**Seite**
Ann-Kathrin Piwellek im Interview mit Pia Berger, Coach, Trainerin, Autorin und HR-Expertin mit Leidenschaft.
Pia, du sagst, gute Leute allein reichen nicht – warum ist Teamarbeit in deinen Augen heute wichtiger denn je für den Unternehmenserfolg?
Pia Berger: Fachlich starke Einzelpersonen sind wichtig, keine Frage – aber in der heutigen Arbeitswelt bringt das wenig, wenn die Zusammenarbeit im Team nicht funktioniert. Viele Projekte sind so komplex und dynamisch, dass sie nur im Miteinander wirklich gelingen. Wer sich heute als Unternehmen weiterentwickeln will, muss weg von Alleinkämpfer*innen und hin zu echter Kooperation. Das heißt: Wie arbeiten Menschen zusammen, wie gehen sie mit Konflikten um, wie offen ist der Umgang miteinander? Wenn das Zusammenspiel nicht passt, leidet am Ende das Ergebnis – egal wie hoch die individuelle Kompetenz ist.
Was macht aus deiner Sicht ein wirklich gutes Team aus – jenseits von fachlicher Qualifikation?
Ein gutes Team erkenne ich daran, dass es nicht perfekt ist, aber bewusst miteinander umgeht. Es gibt eine gemeinsame Basis, wie die Teammitglieder miteinander arbeiten, sprechen und sich aufeinander verlassen können.
Außerdem setzen sich gute Teams aus unterschiedlichen Menschen mit ihren individuellen Eigenschaften zusammen. Was sie aber verbindet, ist das Verständnis für gemeinsame Ziele und Wege. Vertrauen ist dabei der Schlüssel – und das entsteht nicht durch Kickertische oder Teamevents, sondern durch ehrliche Gespräche, Transparenz und das Gefühl, sich zeigen zu dürfen, wie man wirklich ist, auch wenn’s mal holpert.
Welche Rolle spielen diverse Teams hierbei? Sind gemischte Teams automatisch bessere Teams?

**Datenauszüge**
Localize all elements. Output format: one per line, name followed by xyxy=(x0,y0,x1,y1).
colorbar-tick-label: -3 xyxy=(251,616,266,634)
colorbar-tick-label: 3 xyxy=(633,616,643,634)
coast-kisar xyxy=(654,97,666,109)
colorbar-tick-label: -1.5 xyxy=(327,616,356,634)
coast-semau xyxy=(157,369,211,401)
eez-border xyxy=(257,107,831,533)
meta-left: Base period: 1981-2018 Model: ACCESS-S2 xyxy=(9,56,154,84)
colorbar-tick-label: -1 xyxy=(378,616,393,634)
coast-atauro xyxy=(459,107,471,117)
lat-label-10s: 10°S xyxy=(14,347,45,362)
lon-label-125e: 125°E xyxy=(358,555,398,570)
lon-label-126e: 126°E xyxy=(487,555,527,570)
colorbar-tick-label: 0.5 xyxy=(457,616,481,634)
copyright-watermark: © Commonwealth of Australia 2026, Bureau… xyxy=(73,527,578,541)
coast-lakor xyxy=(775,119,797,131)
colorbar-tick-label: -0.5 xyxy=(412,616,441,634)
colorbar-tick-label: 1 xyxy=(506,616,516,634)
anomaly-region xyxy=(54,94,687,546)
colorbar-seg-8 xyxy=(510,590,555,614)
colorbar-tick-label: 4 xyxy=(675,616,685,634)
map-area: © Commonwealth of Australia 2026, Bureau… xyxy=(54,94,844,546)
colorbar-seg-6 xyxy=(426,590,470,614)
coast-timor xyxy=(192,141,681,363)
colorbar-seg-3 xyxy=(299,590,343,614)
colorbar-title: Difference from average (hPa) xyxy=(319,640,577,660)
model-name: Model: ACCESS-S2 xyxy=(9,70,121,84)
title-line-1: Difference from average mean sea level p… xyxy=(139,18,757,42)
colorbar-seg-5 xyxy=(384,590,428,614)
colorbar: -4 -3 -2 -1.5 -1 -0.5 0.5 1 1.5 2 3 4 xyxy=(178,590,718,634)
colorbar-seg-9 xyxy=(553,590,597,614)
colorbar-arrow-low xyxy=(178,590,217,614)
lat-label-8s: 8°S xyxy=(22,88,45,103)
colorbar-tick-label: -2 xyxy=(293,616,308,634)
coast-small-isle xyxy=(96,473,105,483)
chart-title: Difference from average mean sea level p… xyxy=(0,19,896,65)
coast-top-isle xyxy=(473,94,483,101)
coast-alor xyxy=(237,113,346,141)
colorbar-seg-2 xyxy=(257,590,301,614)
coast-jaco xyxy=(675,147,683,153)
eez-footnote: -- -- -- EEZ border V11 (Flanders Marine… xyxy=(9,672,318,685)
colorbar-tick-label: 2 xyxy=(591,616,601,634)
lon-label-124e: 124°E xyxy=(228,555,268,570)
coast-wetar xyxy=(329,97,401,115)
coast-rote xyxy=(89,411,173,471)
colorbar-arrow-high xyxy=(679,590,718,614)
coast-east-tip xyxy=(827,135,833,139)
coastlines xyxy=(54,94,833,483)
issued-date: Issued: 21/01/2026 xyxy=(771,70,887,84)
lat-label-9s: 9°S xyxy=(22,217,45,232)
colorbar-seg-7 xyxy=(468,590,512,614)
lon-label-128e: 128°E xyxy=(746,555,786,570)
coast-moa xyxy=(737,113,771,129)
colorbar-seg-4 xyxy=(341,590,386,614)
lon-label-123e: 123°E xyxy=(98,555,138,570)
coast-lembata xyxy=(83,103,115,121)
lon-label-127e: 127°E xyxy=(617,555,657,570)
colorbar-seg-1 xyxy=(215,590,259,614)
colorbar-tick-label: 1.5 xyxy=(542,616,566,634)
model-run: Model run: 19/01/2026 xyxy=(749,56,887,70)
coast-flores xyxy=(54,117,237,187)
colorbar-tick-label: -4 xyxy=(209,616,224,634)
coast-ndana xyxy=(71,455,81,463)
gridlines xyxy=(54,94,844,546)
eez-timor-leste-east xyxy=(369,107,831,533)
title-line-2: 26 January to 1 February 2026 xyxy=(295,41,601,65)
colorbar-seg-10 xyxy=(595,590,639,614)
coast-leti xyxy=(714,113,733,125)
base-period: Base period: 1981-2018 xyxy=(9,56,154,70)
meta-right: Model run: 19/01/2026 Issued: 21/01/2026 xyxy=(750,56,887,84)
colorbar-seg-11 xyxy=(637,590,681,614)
--
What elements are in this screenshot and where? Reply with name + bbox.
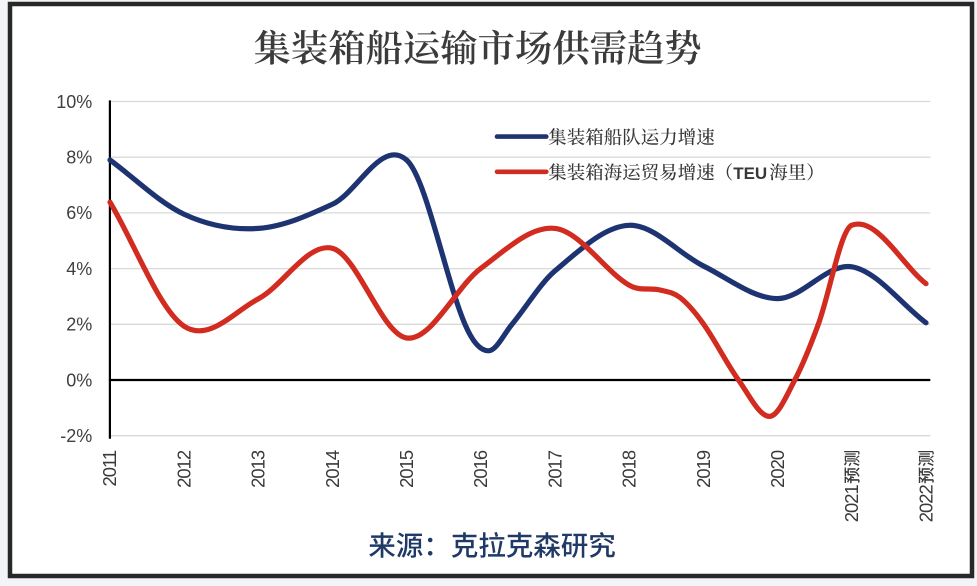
==
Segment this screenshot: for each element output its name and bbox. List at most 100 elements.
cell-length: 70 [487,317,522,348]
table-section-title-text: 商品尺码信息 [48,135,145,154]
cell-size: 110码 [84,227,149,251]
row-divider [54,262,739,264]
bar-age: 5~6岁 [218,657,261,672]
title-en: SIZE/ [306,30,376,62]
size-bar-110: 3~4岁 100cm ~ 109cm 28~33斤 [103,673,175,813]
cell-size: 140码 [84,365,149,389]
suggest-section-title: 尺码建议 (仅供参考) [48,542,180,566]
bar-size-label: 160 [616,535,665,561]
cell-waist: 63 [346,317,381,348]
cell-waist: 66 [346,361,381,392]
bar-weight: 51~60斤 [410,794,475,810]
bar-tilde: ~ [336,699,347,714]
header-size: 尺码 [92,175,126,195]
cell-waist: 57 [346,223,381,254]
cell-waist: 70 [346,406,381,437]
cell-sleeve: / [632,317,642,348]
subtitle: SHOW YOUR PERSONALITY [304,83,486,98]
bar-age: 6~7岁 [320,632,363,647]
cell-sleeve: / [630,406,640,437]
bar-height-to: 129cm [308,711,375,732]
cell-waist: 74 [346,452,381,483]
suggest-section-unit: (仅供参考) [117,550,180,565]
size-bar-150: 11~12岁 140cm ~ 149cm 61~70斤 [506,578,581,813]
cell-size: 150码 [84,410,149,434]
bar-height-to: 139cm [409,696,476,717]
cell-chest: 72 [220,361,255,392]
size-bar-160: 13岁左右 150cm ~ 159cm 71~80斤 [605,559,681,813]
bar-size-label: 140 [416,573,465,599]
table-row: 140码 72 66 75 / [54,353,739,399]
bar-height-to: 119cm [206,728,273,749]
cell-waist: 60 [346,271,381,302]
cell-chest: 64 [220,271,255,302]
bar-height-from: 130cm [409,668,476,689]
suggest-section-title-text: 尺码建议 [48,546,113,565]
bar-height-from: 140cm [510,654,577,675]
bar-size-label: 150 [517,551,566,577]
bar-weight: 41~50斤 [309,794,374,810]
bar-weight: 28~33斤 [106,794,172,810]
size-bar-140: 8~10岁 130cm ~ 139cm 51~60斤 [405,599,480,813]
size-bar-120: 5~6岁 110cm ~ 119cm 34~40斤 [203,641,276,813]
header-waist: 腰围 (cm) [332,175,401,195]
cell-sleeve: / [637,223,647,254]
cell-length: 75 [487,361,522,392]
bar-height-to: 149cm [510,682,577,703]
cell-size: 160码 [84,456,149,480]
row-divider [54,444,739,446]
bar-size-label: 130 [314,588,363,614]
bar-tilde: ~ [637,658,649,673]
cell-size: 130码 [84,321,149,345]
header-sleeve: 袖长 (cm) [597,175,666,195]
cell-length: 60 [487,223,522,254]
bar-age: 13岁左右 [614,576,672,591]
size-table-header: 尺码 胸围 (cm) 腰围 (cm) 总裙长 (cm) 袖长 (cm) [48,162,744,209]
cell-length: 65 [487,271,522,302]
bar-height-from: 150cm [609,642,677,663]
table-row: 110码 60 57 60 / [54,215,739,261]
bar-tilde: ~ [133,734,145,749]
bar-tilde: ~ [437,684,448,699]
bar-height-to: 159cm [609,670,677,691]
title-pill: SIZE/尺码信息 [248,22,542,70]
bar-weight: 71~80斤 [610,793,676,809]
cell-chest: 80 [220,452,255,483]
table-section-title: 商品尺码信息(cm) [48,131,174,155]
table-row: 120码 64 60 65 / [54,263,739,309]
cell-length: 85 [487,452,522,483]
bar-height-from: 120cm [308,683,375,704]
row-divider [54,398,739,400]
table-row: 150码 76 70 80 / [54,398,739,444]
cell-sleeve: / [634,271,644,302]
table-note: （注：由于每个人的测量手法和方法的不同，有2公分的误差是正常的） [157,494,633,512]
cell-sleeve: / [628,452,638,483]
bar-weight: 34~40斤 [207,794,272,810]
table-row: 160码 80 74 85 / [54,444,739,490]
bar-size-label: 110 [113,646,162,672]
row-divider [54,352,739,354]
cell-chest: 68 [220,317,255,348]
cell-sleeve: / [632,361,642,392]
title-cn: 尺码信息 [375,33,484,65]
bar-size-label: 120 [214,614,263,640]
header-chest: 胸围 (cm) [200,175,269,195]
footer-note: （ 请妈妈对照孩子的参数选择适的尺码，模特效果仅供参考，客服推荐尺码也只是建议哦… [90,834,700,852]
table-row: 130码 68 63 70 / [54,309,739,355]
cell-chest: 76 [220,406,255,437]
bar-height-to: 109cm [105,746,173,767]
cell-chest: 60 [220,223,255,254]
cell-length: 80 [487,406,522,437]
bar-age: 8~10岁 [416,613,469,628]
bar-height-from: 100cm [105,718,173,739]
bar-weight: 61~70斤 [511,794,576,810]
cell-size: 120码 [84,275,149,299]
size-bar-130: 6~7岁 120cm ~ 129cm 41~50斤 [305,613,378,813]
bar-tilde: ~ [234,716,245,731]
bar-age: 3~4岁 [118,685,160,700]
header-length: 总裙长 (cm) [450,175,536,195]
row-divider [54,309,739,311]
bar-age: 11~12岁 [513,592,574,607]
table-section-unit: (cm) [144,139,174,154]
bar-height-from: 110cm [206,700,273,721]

**Aufgaben**
1) Wodurch entsteht laut dem Interview über Teamarbeit das Vertrauen in einem Team?
2) Schreib das Interview über Teamarbeit weiter, und zwar ab seinem letzten Satz.

**Erwartete Antworten**
1) Durch ehrliche Gespräche, Transparenz und das Gefühl, sich zeigen zu dürfen, wie man wirklich ist.

2)
Vielfalt allein macht natürlich noch kein gutes Team, aber sie bringt unglaublich viel Potenzial mit. Unterschiedliche Perspektiven, Erfahrungen und Denkweisen können ein echter Kick sein, wenn man sie richtig einsetzt. Damit das gelingt, braucht es aber einen sicheren Rahmen: Menschen müssen sich gesehen und gehört fühlen in ihrer vollkommenen Individualität und mit allen Besonderheiten!
Ja, Diversität bringt Spannung – im besten Sinne. Aber das muss das Unternehmen, die Führung und natürlich auch alle einzelnen Teammitglieder erkennen und begleiten. Wer es schafft, die Unterschiede produktiv zu nutzen, statt sie unter den Tisch zu kehren, gewinnt nicht nur kreativere Lösungen, sondern auch mehr Zusammenhalt.
Wie gelingt es, dass Zusammenarbeit nicht nur gut klingt, sondern in der Praxis auch wirklich funktioniert?
Ich nenne diesen ganzheitlichen Ansatz „OpTEAMierung“. Das bedeutet für mich, aus dem vorhandenen Team das Beste rauszuholen – nicht durch Druck, sondern durch Klarheit und Rahmenbedingungen. Das fängt bei der Führung an: Bin ich als Leitung greifbar, ansprechbar, verlässlich? Weiß das Team, worauf es ankommt, und darf es auch mal hinterfragen? Es geht darum, bewusst Räume zu schaffen für Austausch, Reflexion und gemeinsames Lernen. Viele Unternehmen setzen auf Tools, vergessen aber die Basics: Wie sprechen wir miteinander? Welche Rollen haben wir? Und wo hakt’s eigentlich gerade? Erst wenn das geklärt ist, kann man Teams wirklich weiterentwickeln – und nicht nur organisieren.
Was bedeutet all das für die Personalarbeit – speziell fürs Recruiting? Wie finde Unternehmen in Zukunft Menschen, die nicht nur ins Team passen, sondern es besser machen?
Recruiting sollte heute nicht nur nach dem Schema „passt fachlich, sympathisch, eingestellt“ funktionieren. Es geht darum zu verstehen: Wen brauchen wir wirklich, also nicht nur auf dem Papier, sondern im Zusammenspiel mit dem bestehenden Team? Dafür müssen wir tiefer reingehen: Welche Dynamiken gibt es im Team? Welche Ergänzung wäre sinnvoll?
Gleichzeitig sollten wir auch offen bleiben für Menschen, die auf den ersten Blick nicht ins Schema passen, aber frischen Wind reinbringen. Das Ziel ist ein echtes Match. Und das beginnt schon beim Auswahlprozess: ehrliche Gespräche, klare Kommunikation, keine Show. Nur so entsteht von Anfang an ein echtes Miteinander – und das macht den Unterschied.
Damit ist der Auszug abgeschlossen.